Search the records for "mail". Copy every line where it appears.

—————

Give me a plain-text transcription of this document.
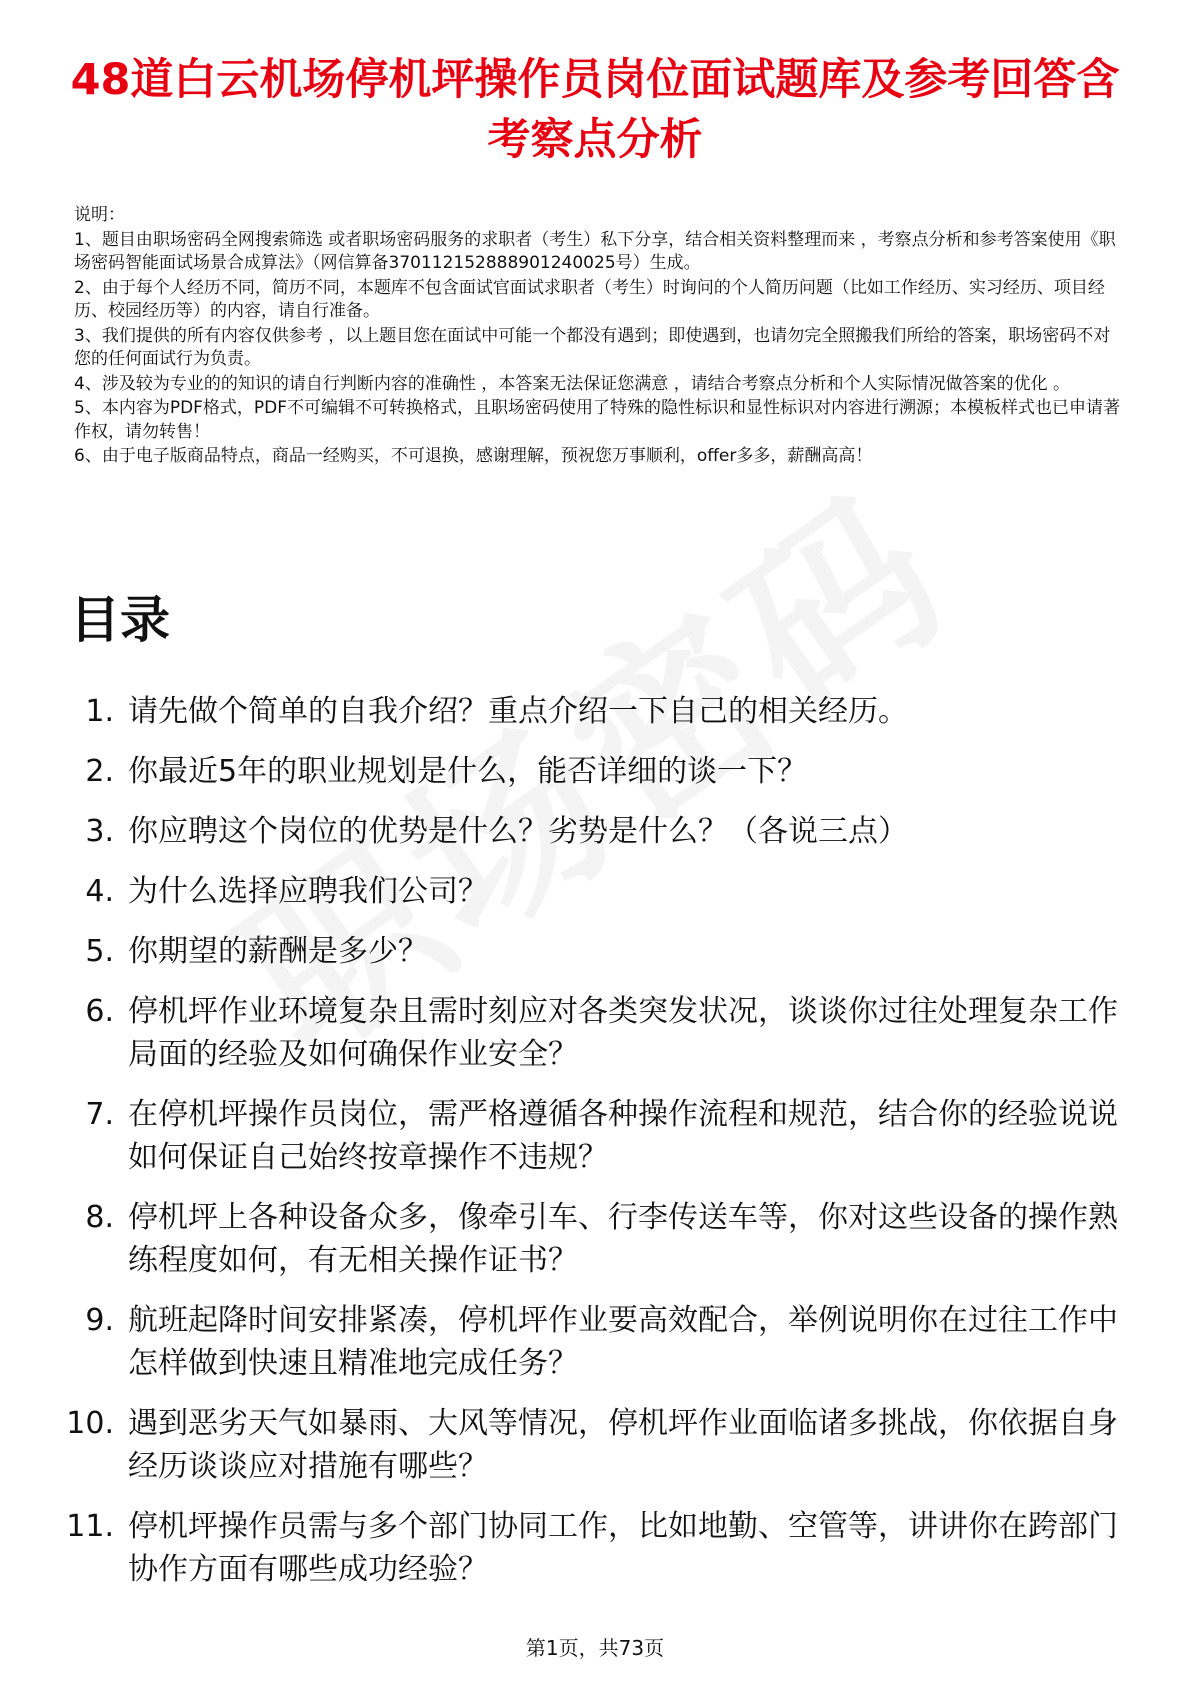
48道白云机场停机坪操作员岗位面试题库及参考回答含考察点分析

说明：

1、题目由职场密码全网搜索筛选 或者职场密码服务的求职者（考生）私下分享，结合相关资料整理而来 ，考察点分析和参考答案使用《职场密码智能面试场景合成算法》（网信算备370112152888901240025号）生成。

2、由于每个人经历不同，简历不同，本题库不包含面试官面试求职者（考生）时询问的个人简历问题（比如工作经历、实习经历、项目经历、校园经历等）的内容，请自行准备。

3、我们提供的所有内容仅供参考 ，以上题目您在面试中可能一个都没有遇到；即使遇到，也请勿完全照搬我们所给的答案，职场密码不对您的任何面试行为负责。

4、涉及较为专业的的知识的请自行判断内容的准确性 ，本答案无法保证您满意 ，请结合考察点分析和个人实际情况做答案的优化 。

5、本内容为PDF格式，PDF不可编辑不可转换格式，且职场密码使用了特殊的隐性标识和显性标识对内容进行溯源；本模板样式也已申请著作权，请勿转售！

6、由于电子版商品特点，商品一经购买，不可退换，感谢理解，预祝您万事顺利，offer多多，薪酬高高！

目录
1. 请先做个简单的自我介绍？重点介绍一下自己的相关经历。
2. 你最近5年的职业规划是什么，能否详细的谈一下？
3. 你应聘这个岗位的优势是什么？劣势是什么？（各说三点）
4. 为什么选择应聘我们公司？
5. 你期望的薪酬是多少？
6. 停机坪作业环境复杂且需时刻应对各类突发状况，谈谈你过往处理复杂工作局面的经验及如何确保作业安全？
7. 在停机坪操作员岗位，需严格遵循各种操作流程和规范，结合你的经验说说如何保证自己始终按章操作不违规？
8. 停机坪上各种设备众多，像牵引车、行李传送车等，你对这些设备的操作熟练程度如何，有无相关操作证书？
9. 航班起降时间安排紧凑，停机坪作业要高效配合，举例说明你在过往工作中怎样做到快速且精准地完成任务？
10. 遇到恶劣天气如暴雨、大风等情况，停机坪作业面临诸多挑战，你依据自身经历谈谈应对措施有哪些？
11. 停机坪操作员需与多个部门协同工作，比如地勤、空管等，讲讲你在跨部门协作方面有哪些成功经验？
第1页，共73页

—————

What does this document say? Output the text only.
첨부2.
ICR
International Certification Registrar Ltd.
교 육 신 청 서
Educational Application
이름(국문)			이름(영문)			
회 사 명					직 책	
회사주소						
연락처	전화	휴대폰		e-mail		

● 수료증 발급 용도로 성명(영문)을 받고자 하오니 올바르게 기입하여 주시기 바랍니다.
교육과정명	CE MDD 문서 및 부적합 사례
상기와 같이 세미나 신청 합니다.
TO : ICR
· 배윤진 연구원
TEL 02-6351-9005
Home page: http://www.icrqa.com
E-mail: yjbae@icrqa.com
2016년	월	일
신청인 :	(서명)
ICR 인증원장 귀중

—————

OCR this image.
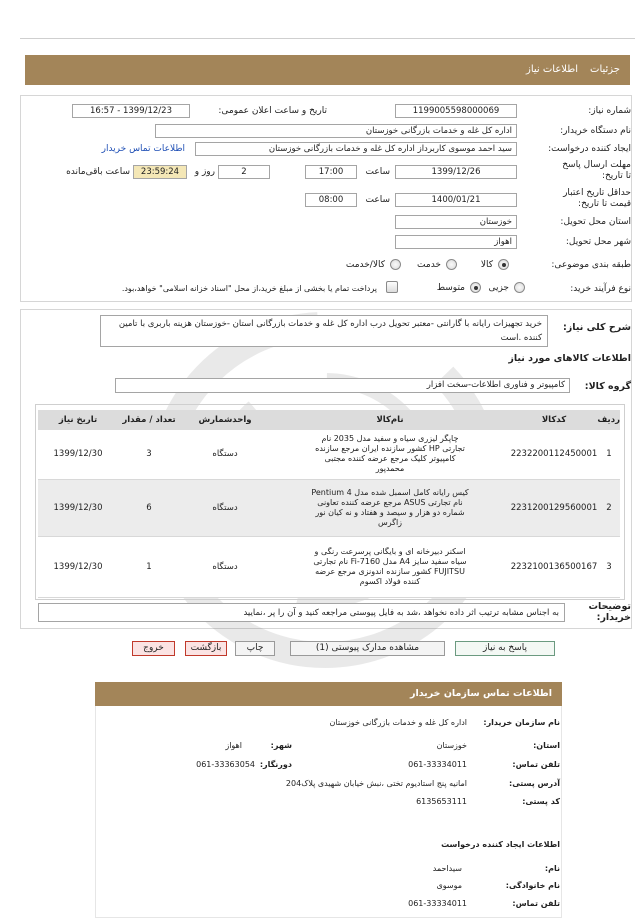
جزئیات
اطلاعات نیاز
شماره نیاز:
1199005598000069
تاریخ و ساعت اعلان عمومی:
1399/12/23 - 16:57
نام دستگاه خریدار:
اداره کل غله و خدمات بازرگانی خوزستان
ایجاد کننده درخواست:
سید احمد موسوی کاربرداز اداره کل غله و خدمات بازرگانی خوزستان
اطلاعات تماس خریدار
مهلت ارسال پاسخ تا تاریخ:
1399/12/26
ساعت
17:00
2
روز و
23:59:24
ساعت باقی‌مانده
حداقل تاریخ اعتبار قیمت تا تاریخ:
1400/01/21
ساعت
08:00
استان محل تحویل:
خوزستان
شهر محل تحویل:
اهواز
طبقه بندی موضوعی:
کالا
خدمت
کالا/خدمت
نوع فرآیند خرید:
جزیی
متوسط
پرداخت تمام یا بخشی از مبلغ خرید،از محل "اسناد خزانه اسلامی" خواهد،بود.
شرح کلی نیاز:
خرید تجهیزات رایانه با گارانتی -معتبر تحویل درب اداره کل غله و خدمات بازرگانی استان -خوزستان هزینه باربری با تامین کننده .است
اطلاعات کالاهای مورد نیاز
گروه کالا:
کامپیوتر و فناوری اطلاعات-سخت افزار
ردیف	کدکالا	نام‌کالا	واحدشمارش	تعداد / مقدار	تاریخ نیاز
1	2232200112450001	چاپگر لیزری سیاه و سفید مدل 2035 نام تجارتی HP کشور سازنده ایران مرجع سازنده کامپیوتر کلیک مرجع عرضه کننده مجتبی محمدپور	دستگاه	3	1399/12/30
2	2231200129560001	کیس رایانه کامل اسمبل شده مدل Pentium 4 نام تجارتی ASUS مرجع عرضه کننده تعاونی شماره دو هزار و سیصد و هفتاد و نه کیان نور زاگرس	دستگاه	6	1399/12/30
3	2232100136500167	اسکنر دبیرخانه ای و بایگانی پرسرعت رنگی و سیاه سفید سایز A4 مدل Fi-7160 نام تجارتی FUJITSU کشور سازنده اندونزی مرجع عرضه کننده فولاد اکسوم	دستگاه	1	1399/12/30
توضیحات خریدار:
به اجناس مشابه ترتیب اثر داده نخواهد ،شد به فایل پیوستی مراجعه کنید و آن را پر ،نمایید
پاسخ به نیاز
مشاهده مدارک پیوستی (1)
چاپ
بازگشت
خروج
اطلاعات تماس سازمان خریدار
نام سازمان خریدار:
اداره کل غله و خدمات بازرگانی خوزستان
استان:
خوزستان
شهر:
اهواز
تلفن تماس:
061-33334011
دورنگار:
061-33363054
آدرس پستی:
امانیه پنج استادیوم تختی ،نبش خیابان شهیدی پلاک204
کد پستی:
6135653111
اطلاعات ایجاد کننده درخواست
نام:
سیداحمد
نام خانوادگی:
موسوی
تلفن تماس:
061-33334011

—————

** Completed exercise **
연락처	전화	휴대폰		e-mail		
E-mail: yjbae@icrqa.com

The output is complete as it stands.